[MATERIAL SUPPLIED]
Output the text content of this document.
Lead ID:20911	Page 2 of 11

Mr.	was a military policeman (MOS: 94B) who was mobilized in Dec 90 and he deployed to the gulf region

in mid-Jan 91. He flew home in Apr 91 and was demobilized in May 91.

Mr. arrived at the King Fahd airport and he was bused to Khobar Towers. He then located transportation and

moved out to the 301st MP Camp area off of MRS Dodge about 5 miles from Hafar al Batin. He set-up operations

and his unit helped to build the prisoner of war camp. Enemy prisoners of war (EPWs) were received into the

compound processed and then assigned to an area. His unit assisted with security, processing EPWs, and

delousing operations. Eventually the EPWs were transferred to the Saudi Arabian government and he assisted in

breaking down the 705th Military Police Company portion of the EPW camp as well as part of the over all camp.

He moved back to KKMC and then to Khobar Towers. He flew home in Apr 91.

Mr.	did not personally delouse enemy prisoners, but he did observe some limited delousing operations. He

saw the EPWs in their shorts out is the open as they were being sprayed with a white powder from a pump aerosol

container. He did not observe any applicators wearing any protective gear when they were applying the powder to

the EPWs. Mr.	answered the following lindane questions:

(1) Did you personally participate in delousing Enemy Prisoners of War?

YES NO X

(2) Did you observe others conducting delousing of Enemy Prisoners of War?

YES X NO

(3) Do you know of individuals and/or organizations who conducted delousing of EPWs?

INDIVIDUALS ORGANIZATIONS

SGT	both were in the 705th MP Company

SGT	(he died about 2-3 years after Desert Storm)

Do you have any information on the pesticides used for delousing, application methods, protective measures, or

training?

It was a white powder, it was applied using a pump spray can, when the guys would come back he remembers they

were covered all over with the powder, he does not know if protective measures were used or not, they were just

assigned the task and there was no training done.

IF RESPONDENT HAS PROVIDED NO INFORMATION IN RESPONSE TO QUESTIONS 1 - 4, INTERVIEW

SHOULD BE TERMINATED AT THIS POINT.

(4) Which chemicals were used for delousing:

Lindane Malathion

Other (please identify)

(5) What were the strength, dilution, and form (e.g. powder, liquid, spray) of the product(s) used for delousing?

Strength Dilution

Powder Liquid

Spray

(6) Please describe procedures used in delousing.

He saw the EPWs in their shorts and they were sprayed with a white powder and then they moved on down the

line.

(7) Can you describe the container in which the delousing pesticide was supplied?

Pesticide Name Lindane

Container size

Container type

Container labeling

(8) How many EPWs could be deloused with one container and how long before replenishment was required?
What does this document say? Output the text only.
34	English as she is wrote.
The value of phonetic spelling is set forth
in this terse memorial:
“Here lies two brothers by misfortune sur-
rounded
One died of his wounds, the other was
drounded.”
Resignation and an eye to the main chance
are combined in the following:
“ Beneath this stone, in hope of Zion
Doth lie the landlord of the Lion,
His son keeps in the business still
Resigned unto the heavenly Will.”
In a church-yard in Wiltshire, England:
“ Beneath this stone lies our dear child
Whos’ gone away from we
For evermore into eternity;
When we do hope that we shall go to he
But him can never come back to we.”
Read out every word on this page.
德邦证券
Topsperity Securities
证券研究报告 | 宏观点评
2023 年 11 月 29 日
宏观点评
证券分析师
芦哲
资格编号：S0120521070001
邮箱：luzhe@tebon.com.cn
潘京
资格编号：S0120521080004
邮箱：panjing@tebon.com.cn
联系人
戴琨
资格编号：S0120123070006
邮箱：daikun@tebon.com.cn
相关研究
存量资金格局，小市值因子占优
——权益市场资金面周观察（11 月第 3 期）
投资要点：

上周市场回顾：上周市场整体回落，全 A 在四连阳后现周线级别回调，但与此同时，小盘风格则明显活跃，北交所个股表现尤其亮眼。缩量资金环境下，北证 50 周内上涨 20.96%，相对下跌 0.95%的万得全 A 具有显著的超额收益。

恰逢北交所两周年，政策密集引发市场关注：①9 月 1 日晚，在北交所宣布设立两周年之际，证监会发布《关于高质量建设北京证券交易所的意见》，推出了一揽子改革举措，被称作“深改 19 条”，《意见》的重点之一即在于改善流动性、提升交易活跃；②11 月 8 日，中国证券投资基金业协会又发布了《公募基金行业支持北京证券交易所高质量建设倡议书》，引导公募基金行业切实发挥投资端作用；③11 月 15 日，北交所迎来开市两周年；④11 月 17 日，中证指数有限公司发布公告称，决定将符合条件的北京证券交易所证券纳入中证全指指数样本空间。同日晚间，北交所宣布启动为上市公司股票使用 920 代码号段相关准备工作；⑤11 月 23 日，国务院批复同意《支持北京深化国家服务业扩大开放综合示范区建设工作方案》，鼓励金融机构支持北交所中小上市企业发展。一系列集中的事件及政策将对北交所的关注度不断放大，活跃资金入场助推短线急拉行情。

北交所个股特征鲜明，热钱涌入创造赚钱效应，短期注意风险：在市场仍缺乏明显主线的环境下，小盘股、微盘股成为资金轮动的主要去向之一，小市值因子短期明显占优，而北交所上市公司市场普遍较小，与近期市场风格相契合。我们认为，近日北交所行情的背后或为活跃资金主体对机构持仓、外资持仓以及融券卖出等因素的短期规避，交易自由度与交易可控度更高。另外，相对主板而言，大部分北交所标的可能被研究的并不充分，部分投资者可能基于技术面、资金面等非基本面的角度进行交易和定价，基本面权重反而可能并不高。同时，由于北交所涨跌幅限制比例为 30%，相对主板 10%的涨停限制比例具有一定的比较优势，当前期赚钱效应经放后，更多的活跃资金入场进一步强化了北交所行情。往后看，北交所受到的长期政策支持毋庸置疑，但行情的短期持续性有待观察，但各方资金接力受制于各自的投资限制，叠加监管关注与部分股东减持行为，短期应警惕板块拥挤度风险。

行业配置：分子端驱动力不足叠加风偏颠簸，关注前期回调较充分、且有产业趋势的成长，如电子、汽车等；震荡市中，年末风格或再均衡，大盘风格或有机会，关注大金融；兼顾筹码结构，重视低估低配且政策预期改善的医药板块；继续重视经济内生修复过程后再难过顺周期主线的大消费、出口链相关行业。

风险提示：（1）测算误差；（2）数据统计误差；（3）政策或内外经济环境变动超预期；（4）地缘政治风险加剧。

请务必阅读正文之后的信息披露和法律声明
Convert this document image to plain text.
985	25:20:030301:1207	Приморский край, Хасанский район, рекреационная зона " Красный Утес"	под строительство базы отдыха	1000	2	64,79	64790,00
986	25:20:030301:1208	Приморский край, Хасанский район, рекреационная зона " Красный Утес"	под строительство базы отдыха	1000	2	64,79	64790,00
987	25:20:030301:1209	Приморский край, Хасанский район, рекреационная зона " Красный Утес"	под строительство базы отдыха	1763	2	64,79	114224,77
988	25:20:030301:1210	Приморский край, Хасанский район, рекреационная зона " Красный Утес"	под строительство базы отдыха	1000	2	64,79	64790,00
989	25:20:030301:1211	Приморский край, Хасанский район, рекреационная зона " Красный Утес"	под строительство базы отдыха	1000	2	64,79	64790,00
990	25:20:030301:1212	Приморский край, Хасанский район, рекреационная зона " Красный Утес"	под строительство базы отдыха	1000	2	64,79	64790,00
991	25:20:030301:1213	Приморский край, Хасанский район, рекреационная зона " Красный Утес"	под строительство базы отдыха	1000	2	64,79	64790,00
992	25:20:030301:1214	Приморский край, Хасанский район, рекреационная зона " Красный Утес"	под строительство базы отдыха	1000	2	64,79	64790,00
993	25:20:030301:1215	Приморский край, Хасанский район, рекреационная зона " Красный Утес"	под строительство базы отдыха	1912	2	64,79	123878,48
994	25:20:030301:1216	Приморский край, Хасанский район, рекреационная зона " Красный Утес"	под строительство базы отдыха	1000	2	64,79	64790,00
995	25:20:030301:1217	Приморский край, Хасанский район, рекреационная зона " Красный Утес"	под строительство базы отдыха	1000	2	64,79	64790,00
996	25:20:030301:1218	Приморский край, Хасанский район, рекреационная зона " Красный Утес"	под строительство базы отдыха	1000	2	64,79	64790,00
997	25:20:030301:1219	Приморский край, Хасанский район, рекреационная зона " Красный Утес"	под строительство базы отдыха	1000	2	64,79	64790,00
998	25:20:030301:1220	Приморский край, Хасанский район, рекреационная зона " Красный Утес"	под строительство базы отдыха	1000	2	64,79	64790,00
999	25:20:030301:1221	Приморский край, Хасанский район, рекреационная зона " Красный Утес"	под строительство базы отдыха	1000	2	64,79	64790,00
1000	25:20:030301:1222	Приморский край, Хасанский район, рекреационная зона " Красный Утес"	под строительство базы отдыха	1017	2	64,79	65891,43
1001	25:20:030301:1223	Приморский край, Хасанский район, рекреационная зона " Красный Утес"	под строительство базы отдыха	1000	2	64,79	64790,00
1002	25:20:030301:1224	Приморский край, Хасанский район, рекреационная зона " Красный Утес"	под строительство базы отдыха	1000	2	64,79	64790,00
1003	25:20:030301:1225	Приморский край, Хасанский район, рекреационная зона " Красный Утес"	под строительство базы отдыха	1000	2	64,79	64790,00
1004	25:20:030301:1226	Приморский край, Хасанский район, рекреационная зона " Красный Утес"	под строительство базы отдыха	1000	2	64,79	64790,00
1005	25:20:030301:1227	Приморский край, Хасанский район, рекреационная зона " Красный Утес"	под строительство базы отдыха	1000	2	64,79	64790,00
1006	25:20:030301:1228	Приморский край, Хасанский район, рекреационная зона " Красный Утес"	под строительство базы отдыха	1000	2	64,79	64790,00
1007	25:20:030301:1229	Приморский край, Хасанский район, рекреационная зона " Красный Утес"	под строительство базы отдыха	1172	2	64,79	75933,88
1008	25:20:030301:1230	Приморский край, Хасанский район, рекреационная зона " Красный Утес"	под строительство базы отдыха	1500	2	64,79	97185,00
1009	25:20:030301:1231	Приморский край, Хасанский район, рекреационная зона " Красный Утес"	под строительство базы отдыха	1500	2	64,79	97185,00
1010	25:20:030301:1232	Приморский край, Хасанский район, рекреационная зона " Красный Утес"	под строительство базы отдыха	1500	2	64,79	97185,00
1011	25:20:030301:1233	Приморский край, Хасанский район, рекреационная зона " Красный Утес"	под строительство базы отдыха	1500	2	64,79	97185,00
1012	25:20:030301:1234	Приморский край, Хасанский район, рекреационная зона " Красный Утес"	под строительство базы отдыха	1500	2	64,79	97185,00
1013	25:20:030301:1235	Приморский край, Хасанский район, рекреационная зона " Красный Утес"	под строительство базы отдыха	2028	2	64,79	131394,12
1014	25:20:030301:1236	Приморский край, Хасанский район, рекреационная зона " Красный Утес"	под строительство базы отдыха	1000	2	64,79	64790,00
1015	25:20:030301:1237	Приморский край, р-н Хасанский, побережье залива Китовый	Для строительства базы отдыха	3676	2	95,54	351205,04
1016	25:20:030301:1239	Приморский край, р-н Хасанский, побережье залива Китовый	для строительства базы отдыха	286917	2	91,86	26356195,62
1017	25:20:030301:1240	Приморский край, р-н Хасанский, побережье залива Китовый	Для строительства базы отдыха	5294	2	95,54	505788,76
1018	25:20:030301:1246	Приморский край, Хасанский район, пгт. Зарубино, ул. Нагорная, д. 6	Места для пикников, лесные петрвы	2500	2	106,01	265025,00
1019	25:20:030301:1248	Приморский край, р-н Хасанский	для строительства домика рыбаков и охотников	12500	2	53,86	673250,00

[WHAT TO DO]
Pick out all lines from the data above in which the word "побережье" appears.

[WRITTEN RESPONSE]
1015	25:20:030301:1237	Приморский край, р-н Хасанский, побережье залива Китовый	Для строительства базы отдыха	3676	2	95,54	351205,04
1016	25:20:030301:1239	Приморский край, р-н Хасанский, побережье залива Китовый	для строительства базы отдыха	286917	2	91,86	26356195,62
1017	25:20:030301:1240	Приморский край, р-н Хасанский, побережье залива Китовый	Для строительства базы отдыха	5294	2	95,54	505788,76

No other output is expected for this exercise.